REQUIRED TASK → Below are some records; return each one exactly.

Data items

********************

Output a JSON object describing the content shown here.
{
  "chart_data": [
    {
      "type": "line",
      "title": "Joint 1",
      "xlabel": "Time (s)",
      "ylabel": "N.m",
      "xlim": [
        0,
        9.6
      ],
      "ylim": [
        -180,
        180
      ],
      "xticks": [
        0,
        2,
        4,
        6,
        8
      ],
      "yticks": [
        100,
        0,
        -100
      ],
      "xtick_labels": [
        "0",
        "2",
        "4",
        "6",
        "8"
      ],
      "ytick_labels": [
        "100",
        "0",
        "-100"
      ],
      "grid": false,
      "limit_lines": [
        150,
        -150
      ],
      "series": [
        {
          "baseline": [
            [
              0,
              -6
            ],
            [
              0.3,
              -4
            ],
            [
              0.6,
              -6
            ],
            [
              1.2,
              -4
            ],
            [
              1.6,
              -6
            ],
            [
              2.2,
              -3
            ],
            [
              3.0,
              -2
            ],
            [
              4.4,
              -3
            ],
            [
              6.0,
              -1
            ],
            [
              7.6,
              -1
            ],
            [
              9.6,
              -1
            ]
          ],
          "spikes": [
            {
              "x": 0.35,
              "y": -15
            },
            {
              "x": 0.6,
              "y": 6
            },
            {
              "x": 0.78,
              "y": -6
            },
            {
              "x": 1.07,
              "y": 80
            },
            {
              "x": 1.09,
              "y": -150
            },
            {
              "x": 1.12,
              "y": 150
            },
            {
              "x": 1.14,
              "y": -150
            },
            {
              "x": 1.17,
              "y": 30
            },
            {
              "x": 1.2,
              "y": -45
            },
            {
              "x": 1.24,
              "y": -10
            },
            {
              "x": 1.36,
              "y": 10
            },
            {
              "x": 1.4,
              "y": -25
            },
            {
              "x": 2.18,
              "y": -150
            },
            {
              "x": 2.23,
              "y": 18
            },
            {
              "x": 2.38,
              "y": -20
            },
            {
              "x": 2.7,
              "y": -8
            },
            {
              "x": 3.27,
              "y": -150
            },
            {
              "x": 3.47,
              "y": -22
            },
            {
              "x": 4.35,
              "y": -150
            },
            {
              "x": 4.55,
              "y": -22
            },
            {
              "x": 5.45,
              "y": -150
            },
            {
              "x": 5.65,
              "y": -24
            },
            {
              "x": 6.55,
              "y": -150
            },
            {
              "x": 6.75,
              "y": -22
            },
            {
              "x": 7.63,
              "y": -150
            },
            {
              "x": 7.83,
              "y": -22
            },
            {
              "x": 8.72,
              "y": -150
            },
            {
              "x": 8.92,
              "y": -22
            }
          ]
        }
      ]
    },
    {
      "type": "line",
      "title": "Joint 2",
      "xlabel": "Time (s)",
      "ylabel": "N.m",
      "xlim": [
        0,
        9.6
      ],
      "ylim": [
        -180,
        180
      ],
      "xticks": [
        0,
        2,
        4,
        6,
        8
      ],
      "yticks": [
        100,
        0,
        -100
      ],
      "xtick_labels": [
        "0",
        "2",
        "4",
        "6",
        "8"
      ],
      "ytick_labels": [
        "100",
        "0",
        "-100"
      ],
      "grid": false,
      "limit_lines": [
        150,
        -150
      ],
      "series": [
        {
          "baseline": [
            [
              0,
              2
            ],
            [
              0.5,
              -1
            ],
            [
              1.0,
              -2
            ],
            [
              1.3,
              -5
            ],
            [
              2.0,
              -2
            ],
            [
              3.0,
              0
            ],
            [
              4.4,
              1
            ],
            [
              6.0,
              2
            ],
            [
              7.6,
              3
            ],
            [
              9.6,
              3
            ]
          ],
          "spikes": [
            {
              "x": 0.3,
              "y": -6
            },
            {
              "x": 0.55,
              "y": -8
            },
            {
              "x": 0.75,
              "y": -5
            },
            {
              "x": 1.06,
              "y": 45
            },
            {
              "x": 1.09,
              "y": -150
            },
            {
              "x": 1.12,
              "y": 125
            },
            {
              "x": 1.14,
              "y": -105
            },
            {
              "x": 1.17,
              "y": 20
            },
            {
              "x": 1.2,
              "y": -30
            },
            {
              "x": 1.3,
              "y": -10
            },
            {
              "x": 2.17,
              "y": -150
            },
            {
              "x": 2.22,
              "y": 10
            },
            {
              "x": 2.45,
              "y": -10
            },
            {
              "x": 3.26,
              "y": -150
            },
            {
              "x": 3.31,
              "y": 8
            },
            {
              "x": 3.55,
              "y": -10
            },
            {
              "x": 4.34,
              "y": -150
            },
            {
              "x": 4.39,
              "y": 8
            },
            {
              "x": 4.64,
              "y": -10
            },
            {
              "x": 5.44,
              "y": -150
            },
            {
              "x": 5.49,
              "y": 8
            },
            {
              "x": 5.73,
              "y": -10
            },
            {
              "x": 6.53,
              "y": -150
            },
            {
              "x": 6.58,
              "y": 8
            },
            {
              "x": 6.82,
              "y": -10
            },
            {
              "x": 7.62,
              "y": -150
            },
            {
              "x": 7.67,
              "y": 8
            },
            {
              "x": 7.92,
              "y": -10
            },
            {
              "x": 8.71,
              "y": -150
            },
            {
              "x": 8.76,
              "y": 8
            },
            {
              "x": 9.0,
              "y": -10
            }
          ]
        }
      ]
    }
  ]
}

********************

RESPONSE FOR THIS EXERCISE →
Output a JSON object describing the content shown here.
{
  "chart_data": [
    {
      "type": "line",
      "title": "Joint 1",
      "xlabel": "Time (s)",
      "ylabel": "N.m",
      "xlim": [
        0,
        9.6
      ],
      "ylim": [
        -180,
        180
      ],
      "xticks": [
        0,
        2,
        4,
        6,
        8
      ],
      "yticks": [
        100,
        0,
        -100
      ],
      "xtick_labels": [
        "0",
        "2",
        "4",
        "6",
        "8"
      ],
      "ytick_labels": [
        "100",
        "0",
        "-100"
      ],
      "grid": false,
      "limit_lines": [
        150,
        -150
      ],
      "series": [
        {
          "baseline": [
            [
              0,
              -6
            ],
            [
              0.3,
              -4
            ],
            [
              0.6,
              -6
            ],
            [
              1.2,
              -4
            ],
            [
              1.6,
              -6
            ],
            [
              2.2,
              -3
            ],
            [
              3.0,
              -2
            ],
            [
              4.4,
              -3
            ],
            [
              6.0,
              -1
            ],
            [
              7.6,
              -1
            ],
            [
              9.6,
              -1
            ]
          ],
          "spikes": [
            {
              "x": 0.35,
              "y": -15
            },
            {
              "x": 0.6,
              "y": 6
            },
            {
              "x": 0.78,
              "y": -6
            },
            {
              "x": 1.07,
              "y": 80
            },
            {
              "x": 1.09,
              "y": -150
            },
            {
              "x": 1.12,
              "y": 150
            },
            {
              "x": 1.14,
              "y": -150
            },
            {
              "x": 1.17,
              "y": 30
            },
            {
              "x": 1.2,
              "y": -45
            },
            {
              "x": 1.24,
              "y": -10
            },
            {
              "x": 1.36,
              "y": 10
            },
            {
              "x": 1.4,
              "y": -25
            },
            {
              "x": 2.18,
              "y": -150
            },
            {
              "x": 2.23,
              "y": 18
            },
            {
              "x": 2.38,
              "y": -20
            },
            {
              "x": 2.7,
              "y": -8
            },
            {
              "x": 3.27,
              "y": -150
            },
            {
              "x": 3.47,
              "y": -22
            },
            {
              "x": 4.35,
              "y": -150
            },
            {
              "x": 4.55,
              "y": -22
            },
            {
              "x": 5.45,
              "y": -150
            },
            {
              "x": 5.65,
              "y": -24
            },
            {
              "x": 6.55,
              "y": -150
            },
            {
              "x": 6.75,
              "y": -22
            },
            {
              "x": 7.63,
              "y": -150
            },
            {
              "x": 7.83,
              "y": -22
            },
            {
              "x": 8.72,
              "y": -150
            },
            {
              "x": 8.92,
              "y": -22
            }
          ]
        }
      ]
    },
    {
      "type": "line",
      "title": "Joint 2",
      "xlabel": "Time (s)",
      "ylabel": "N.m",
      "xlim": [
        0,
        9.6
      ],
      "ylim": [
        -180,
        180
      ],
      "xticks": [
        0,
        2,
        4,
        6,
        8
      ],
      "yticks": [
        100,
        0,
        -100
      ],
      "xtick_labels": [
        "0",
        "2",
        "4",
        "6",
        "8"
      ],
      "ytick_labels": [
        "100",
        "0",
        "-100"
      ],
      "grid": false,
      "limit_lines": [
        150,
        -150
      ],
      "series": [
        {
          "baseline": [
            [
              0,
              2
            ],
            [
              0.5,
              -1
            ],
            [
              1.0,
              -2
            ],
            [
              1.3,
              -5
            ],
            [
              2.0,
              -2
            ],
            [
              3.0,
              0
            ],
            [
              4.4,
              1
            ],
            [
              6.0,
              2
            ],
            [
              7.6,
              3
            ],
            [
              9.6,
              3
            ]
          ],
          "spikes": [
            {
              "x": 0.3,
              "y": -6
            },
            {
              "x": 0.55,
              "y": -8
            },
            {
              "x": 0.75,
              "y": -5
            },
            {
              "x": 1.06,
              "y": 45
            },
            {
              "x": 1.09,
              "y": -150
            },
            {
              "x": 1.12,
              "y": 125
            },
            {
              "x": 1.14,
              "y": -105
            },
            {
              "x": 1.17,
              "y": 20
            },
            {
              "x": 1.2,
              "y": -30
            },
            {
              "x": 1.3,
              "y": -10
            },
            {
              "x": 2.17,
              "y": -150
            },
            {
              "x": 2.22,
              "y": 10
            },
            {
              "x": 2.45,
              "y": -10
            },
            {
              "x": 3.26,
              "y": -150
            },
            {
              "x": 3.31,
              "y": 8
            },
            {
              "x": 3.55,
              "y": -10
            },
            {
              "x": 4.34,
              "y": -150
            },
            {
              "x": 4.39,
              "y": 8
            },
            {
              "x": 4.64,
              "y": -10
            },
            {
              "x": 5.44,
              "y": -150
            },
            {
              "x": 5.49,
              "y": 8
            },
            {
              "x": 5.73,
              "y": -10
            },
            {
              "x": 6.53,
              "y": -150
            },
            {
              "x": 6.58,
              "y": 8
            },
            {
              "x": 6.82,
              "y": -10
            },
            {
              "x": 7.62,
              "y": -150
            },
            {
              "x": 7.67,
              "y": 8
            },
            {
              "x": 7.92,
              "y": -10
            },
            {
              "x": 8.71,
              "y": -150
            },
            {
              "x": 8.76,
              "y": 8
            },
            {
              "x": 9.0,
              "y": -10
            }
          ]
        }
      ]
    }
  ]
}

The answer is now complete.